- WRITTEN REQUEST
Find every line in the records below that holds the word "price", and copy each one.

- RECORDS FOR THE EXERCISE
----

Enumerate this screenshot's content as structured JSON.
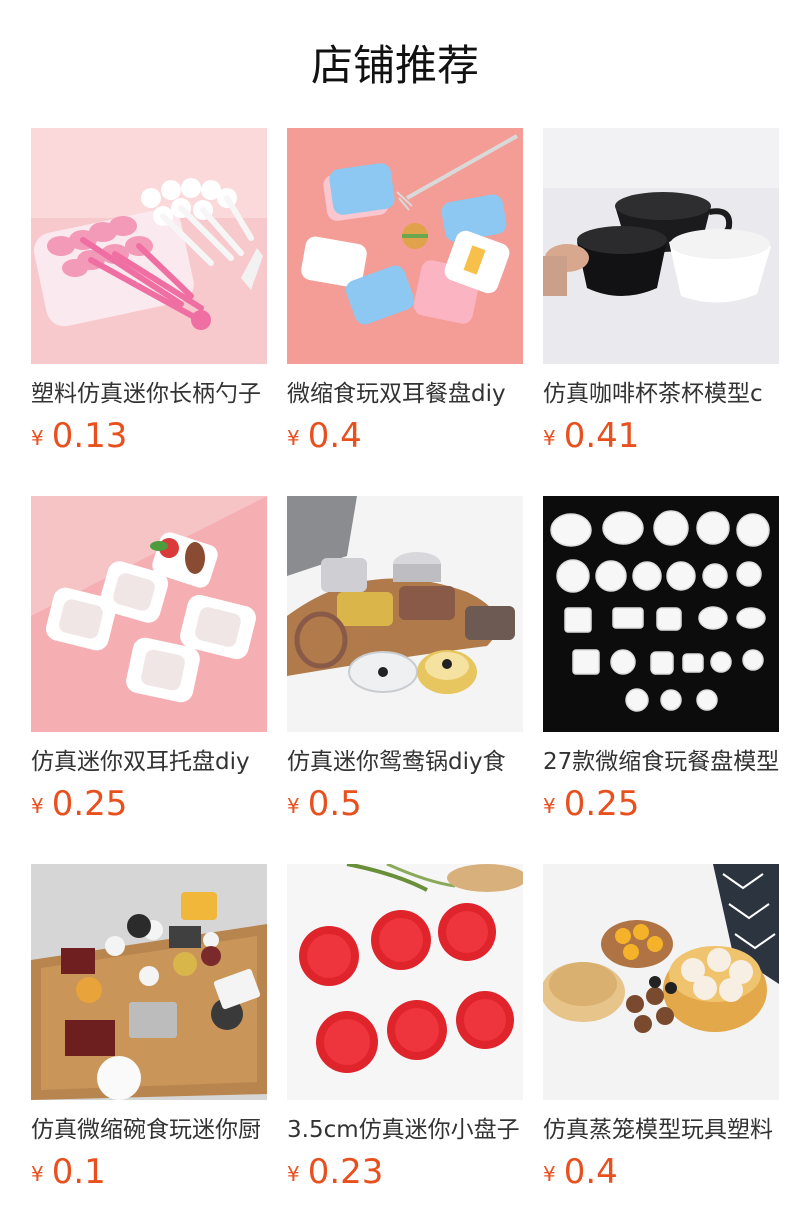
{
  "page": {
    "title": "店铺推荐"
  },
  "currency": "¥",
  "products": [
    {
      "name": "塑料仿真迷你长柄勺子",
      "price": "0.13",
      "image": "pink-spoons"
    },
    {
      "name": "微缩食玩双耳餐盘diy",
      "price": "0.4",
      "image": "colored-trays"
    },
    {
      "name": "仿真咖啡杯茶杯模型c",
      "price": "0.41",
      "image": "black-white-cups"
    },
    {
      "name": "仿真迷你双耳托盘diy",
      "price": "0.25",
      "image": "white-trays"
    },
    {
      "name": "仿真迷你鸳鸯锅diy食",
      "price": "0.5",
      "image": "hotpots"
    },
    {
      "name": "27款微缩食玩餐盘模型",
      "price": "0.25",
      "image": "white-plates-on-black"
    },
    {
      "name": "仿真微缩碗食玩迷你厨",
      "price": "0.1",
      "image": "kitchen-set-on-tray"
    },
    {
      "name": "3.5cm仿真迷你小盘子",
      "price": "0.23",
      "image": "red-plates"
    },
    {
      "name": "仿真蒸笼模型玩具塑料",
      "price": "0.4",
      "image": "steamers-with-buns"
    }
  ]
}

----

- RESULT OF THIS TASK
      "price": "0.13",
      "price": "0.4",
      "price": "0.41",
      "price": "0.25",
      "price": "0.5",
      "price": "0.25",
      "price": "0.1",
      "price": "0.23",
      "price": "0.4",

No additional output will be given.